━━ Dataset

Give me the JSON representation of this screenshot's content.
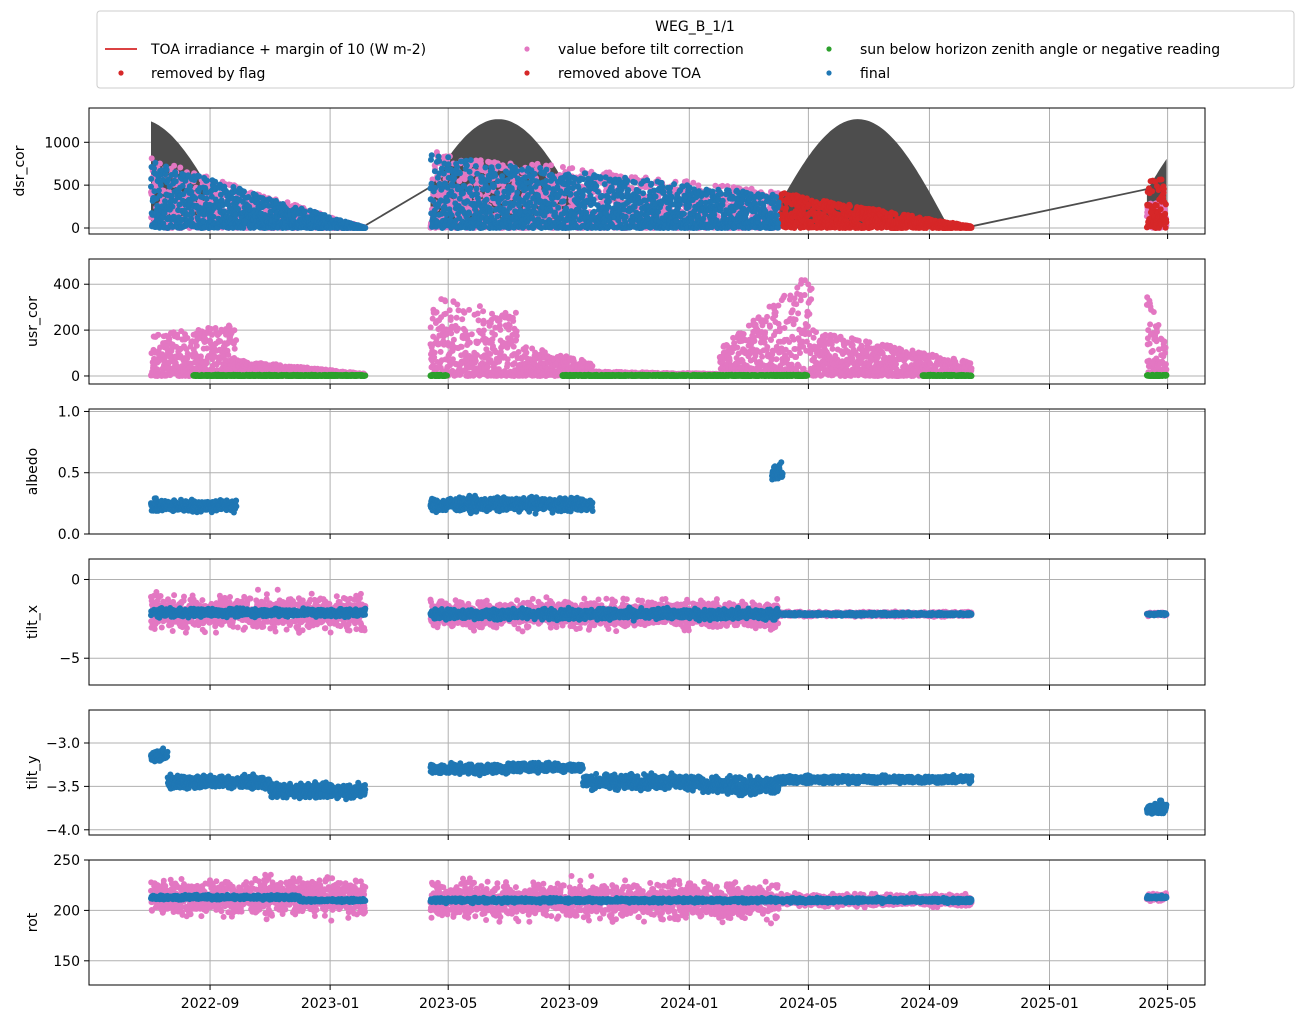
{
  "legend": {
    "title": "WEG_B_1/1",
    "placement": "top-center (above plots)",
    "entries": [
      {
        "label": "TOA irradiance + margin of 10 (W m-2)",
        "marker": "line",
        "color": "#d62728"
      },
      {
        "label": "value before tilt correction",
        "marker": "dot",
        "color": "#e377c2"
      },
      {
        "label": "sun below horizon zenith angle or negative reading",
        "marker": "dot",
        "color": "#2ca02c"
      },
      {
        "label": "removed by flag",
        "marker": "dot",
        "color": "#d62728"
      },
      {
        "label": "removed above TOA",
        "marker": "dot",
        "color": "#d62728"
      },
      {
        "label": "final",
        "marker": "dot",
        "color": "#1f77b4"
      }
    ]
  },
  "colors": {
    "toa_fill": "#4d4d4d",
    "pink": "#e377c2",
    "green": "#2ca02c",
    "red": "#d62728",
    "blue": "#1f77b4",
    "grid": "#b0b0b0"
  },
  "chart_data": [
    {
      "type": "scatter",
      "ylabel": "dsr_cor",
      "grid": true,
      "xlim": [
        "2022-05-01",
        "2025-06-08"
      ],
      "ylim": [
        -70,
        1400
      ],
      "yticks": [
        0,
        500,
        1000
      ],
      "ytick_labels": [
        "0",
        "500",
        "1000"
      ],
      "x_axis_type": "date",
      "xticks_shown": false,
      "toa_band": [
        {
          "start": "2022-07-03",
          "end": "2023-02-06",
          "peak_date": "2022-06-21",
          "peak": 1270,
          "floor": 30
        },
        {
          "start": "2023-04-13",
          "end": "2024-10-14",
          "peak_date": "2023-06-21",
          "peak": 1270,
          "floor": 30
        },
        {
          "start": "2025-04-10",
          "end": "2025-04-30",
          "peak_date": "2025-06-21",
          "peak": 1270,
          "floor": 30
        }
      ],
      "toa_line": [
        [
          "2023-02-06",
          30
        ],
        [
          "2023-04-13",
          480
        ],
        [
          "2024-10-14",
          20
        ],
        [
          "2025-04-25",
          490
        ]
      ],
      "series": [
        {
          "color": "pink",
          "segments": [
            {
              "start": "2022-07-03",
              "end": "2023-02-06",
              "max_start": 820,
              "max_end": 5
            },
            {
              "start": "2023-04-13",
              "end": "2024-04-01",
              "max_start": 900,
              "max_end": 420
            },
            {
              "start": "2025-04-10",
              "end": "2025-04-30",
              "max_start": 300,
              "max_end": 300
            }
          ]
        },
        {
          "color": "red",
          "segments": [
            {
              "start": "2024-04-01",
              "end": "2024-10-14",
              "max_start": 420,
              "max_end": 20
            },
            {
              "start": "2025-04-10",
              "end": "2025-04-30",
              "max_start": 600,
              "max_end": 600
            }
          ]
        },
        {
          "color": "blue",
          "segments": [
            {
              "start": "2022-07-03",
              "end": "2023-02-06",
              "max_start": 780,
              "max_end": 5
            },
            {
              "start": "2023-04-13",
              "end": "2024-04-01",
              "max_start": 850,
              "max_end": 380
            }
          ]
        }
      ]
    },
    {
      "type": "scatter",
      "ylabel": "usr_cor",
      "grid": true,
      "xlim": [
        "2022-05-01",
        "2025-06-08"
      ],
      "ylim": [
        -35,
        510
      ],
      "yticks": [
        0,
        200,
        400
      ],
      "ytick_labels": [
        "0",
        "200",
        "400"
      ],
      "x_axis_type": "date",
      "xticks_shown": false,
      "series": [
        {
          "color": "pink",
          "segments": [
            {
              "start": "2022-07-03",
              "end": "2022-09-28",
              "max_start": 180,
              "max_end": 230
            },
            {
              "start": "2022-09-28",
              "end": "2023-02-06",
              "max_start": 70,
              "max_end": 10
            },
            {
              "start": "2023-04-13",
              "end": "2023-07-10",
              "max_start": 350,
              "max_end": 280
            },
            {
              "start": "2023-07-10",
              "end": "2023-09-25",
              "max_start": 140,
              "max_end": 60
            },
            {
              "start": "2023-09-25",
              "end": "2024-02-01",
              "max_start": 20,
              "max_end": 10
            },
            {
              "start": "2024-02-01",
              "end": "2024-05-05",
              "max_start": 120,
              "max_end": 460
            },
            {
              "start": "2024-05-05",
              "end": "2024-10-14",
              "max_start": 200,
              "max_end": 60
            },
            {
              "start": "2025-04-10",
              "end": "2025-04-30",
              "max_start": 360,
              "max_end": 140
            }
          ]
        },
        {
          "color": "green",
          "segments": [
            {
              "start": "2022-08-15",
              "end": "2023-02-06",
              "max_start": 5,
              "max_end": 5
            },
            {
              "start": "2023-04-13",
              "end": "2023-04-30",
              "max_start": 5,
              "max_end": 5
            },
            {
              "start": "2023-08-25",
              "end": "2024-04-30",
              "max_start": 5,
              "max_end": 5
            },
            {
              "start": "2024-08-25",
              "end": "2024-10-14",
              "max_start": 5,
              "max_end": 5
            },
            {
              "start": "2025-04-10",
              "end": "2025-04-30",
              "max_start": 5,
              "max_end": 5
            }
          ]
        }
      ]
    },
    {
      "type": "scatter",
      "ylabel": "albedo",
      "grid": true,
      "xlim": [
        "2022-05-01",
        "2025-06-08"
      ],
      "ylim": [
        0.0,
        1.02
      ],
      "yticks": [
        0.0,
        0.5,
        1.0
      ],
      "ytick_labels": [
        "0.0",
        "0.5",
        "1.0"
      ],
      "x_axis_type": "date",
      "xticks_shown": false,
      "series": [
        {
          "color": "blue",
          "segments": [
            {
              "start": "2022-07-03",
              "end": "2022-09-28",
              "center": 0.23,
              "spread": 0.07
            },
            {
              "start": "2023-04-13",
              "end": "2023-09-25",
              "center": 0.24,
              "spread": 0.08
            },
            {
              "start": "2024-03-25",
              "end": "2024-04-05",
              "center": 0.5,
              "spread": 0.1
            }
          ]
        }
      ]
    },
    {
      "type": "scatter",
      "ylabel": "tilt_x",
      "grid": true,
      "xlim": [
        "2022-05-01",
        "2025-06-08"
      ],
      "ylim": [
        -6.7,
        1.3
      ],
      "yticks": [
        0,
        -5
      ],
      "ytick_labels": [
        "0",
        "−5"
      ],
      "x_axis_type": "date",
      "xticks_shown": false,
      "series": [
        {
          "color": "pink",
          "segments": [
            {
              "start": "2022-07-03",
              "end": "2023-02-06",
              "center": -2.1,
              "spread": 1.5
            },
            {
              "start": "2023-04-13",
              "end": "2024-04-01",
              "center": -2.2,
              "spread": 1.2
            },
            {
              "start": "2024-04-01",
              "end": "2024-10-14",
              "center": -2.2,
              "spread": 0.2
            },
            {
              "start": "2025-04-10",
              "end": "2025-04-30",
              "center": -2.2,
              "spread": 0.15
            }
          ]
        },
        {
          "color": "blue",
          "segments": [
            {
              "start": "2022-07-03",
              "end": "2023-02-06",
              "center": -2.1,
              "spread": 0.35
            },
            {
              "start": "2023-04-13",
              "end": "2024-04-01",
              "center": -2.2,
              "spread": 0.45
            },
            {
              "start": "2024-04-01",
              "end": "2024-10-14",
              "center": -2.2,
              "spread": 0.12
            },
            {
              "start": "2025-04-10",
              "end": "2025-04-30",
              "center": -2.2,
              "spread": 0.1
            }
          ]
        }
      ]
    },
    {
      "type": "scatter",
      "ylabel": "tilt_y",
      "grid": true,
      "xlim": [
        "2022-05-01",
        "2025-06-08"
      ],
      "ylim": [
        -4.06,
        -2.62
      ],
      "yticks": [
        -3.0,
        -3.5,
        -4.0
      ],
      "ytick_labels": [
        "−3.0",
        "−3.5",
        "−4.0"
      ],
      "x_axis_type": "date",
      "xticks_shown": false,
      "series": [
        {
          "color": "blue",
          "segments": [
            {
              "start": "2022-07-03",
              "end": "2022-07-20",
              "center": -3.15,
              "spread": 0.12
            },
            {
              "start": "2022-07-20",
              "end": "2022-11-01",
              "center": -3.45,
              "spread": 0.1
            },
            {
              "start": "2022-11-01",
              "end": "2023-02-06",
              "center": -3.55,
              "spread": 0.12
            },
            {
              "start": "2023-04-13",
              "end": "2023-07-01",
              "center": -3.3,
              "spread": 0.08
            },
            {
              "start": "2023-07-01",
              "end": "2023-09-15",
              "center": -3.28,
              "spread": 0.07
            },
            {
              "start": "2023-09-15",
              "end": "2024-01-15",
              "center": -3.45,
              "spread": 0.12
            },
            {
              "start": "2024-01-15",
              "end": "2024-04-01",
              "center": -3.5,
              "spread": 0.14
            },
            {
              "start": "2024-04-01",
              "end": "2024-10-14",
              "center": -3.42,
              "spread": 0.06
            },
            {
              "start": "2025-04-10",
              "end": "2025-04-30",
              "center": -3.75,
              "spread": 0.1
            }
          ]
        }
      ]
    },
    {
      "type": "scatter",
      "ylabel": "rot",
      "grid": true,
      "xlim": [
        "2022-05-01",
        "2025-06-08"
      ],
      "ylim": [
        126,
        250
      ],
      "yticks": [
        150,
        200,
        250
      ],
      "ytick_labels": [
        "150",
        "200",
        "250"
      ],
      "x_axis_type": "date",
      "xticks_shown": true,
      "xticks": [
        "2022-09-01",
        "2023-01-01",
        "2023-05-01",
        "2023-09-01",
        "2024-01-01",
        "2024-05-01",
        "2024-09-01",
        "2025-01-01",
        "2025-05-01"
      ],
      "xtick_labels": [
        "2022-09",
        "2023-01",
        "2023-05",
        "2023-09",
        "2024-01",
        "2024-05",
        "2024-09",
        "2025-01",
        "2025-05"
      ],
      "series": [
        {
          "color": "pink",
          "segments": [
            {
              "start": "2022-07-03",
              "end": "2023-02-06",
              "center": 213,
              "spread": 25
            },
            {
              "start": "2023-04-13",
              "end": "2024-04-01",
              "center": 210,
              "spread": 25
            },
            {
              "start": "2024-04-01",
              "end": "2024-10-14",
              "center": 210,
              "spread": 8
            },
            {
              "start": "2025-04-10",
              "end": "2025-04-30",
              "center": 213,
              "spread": 6
            }
          ]
        },
        {
          "color": "blue",
          "segments": [
            {
              "start": "2022-07-03",
              "end": "2022-12-01",
              "center": 213,
              "spread": 3
            },
            {
              "start": "2022-12-01",
              "end": "2023-02-06",
              "center": 210,
              "spread": 2
            },
            {
              "start": "2023-04-13",
              "end": "2024-10-14",
              "center": 210,
              "spread": 3
            },
            {
              "start": "2025-04-10",
              "end": "2025-04-30",
              "center": 213,
              "spread": 2
            }
          ]
        }
      ]
    }
  ]
}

━━━━

Task prompt >>
Go through the listing above and report how many of its lines contain the word "ylabel", with only the number as output.

Solved problem >>
6